[BEGIN STORED ROWS]

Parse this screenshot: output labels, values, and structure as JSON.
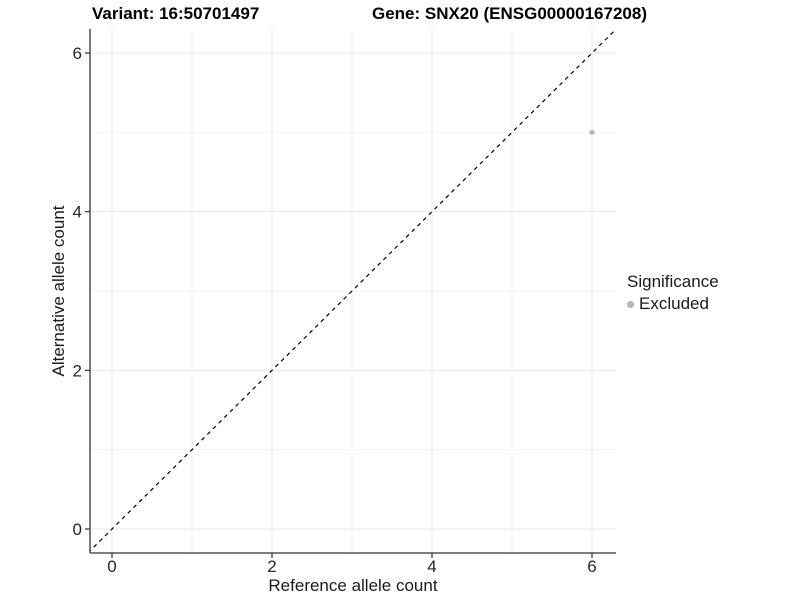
{
  "header": {
    "title_left": "Variant: 16:50701497",
    "title_right": "Gene: SNX20 (ENSG00000167208)"
  },
  "chart_data": {
    "type": "scatter",
    "title": "Variant: 16:50701497 | Gene: SNX20 (ENSG00000167208)",
    "xlabel": "Reference allele count",
    "ylabel": "Alternative allele count",
    "xlim": [
      -0.3,
      6.3
    ],
    "ylim": [
      -0.3,
      6.3
    ],
    "xticks": [
      0,
      2,
      4,
      6
    ],
    "yticks": [
      0,
      2,
      4,
      6
    ],
    "minor_xticks": [
      1,
      3,
      5
    ],
    "minor_yticks": [
      1,
      3,
      5
    ],
    "grid": "major and minor, light gray on white",
    "points": [
      {
        "x": 6,
        "y": 5,
        "significance": "Excluded"
      }
    ],
    "identity_line": {
      "style": "dashed",
      "slope": 1,
      "intercept": 0
    },
    "legend": {
      "title": "Significance",
      "position": "right",
      "entries": [
        {
          "label": "Excluded",
          "color": "#b5b5b5"
        }
      ]
    },
    "colors": {
      "grid_major": "#e8e8e8",
      "grid_minor": "#f2f2f2",
      "axis": "#333333",
      "tick_label": "#262626",
      "dashed_line": "#000000",
      "point": "#b5b5b5",
      "background": "#ffffff"
    }
  }
}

[END STORED ROWS]

* _THE REQUEST_: Copy all lines from the entries that contain the word "count".

* _THE OUTPUT_:
    "xlabel": "Reference allele count",
    "ylabel": "Alternative allele count",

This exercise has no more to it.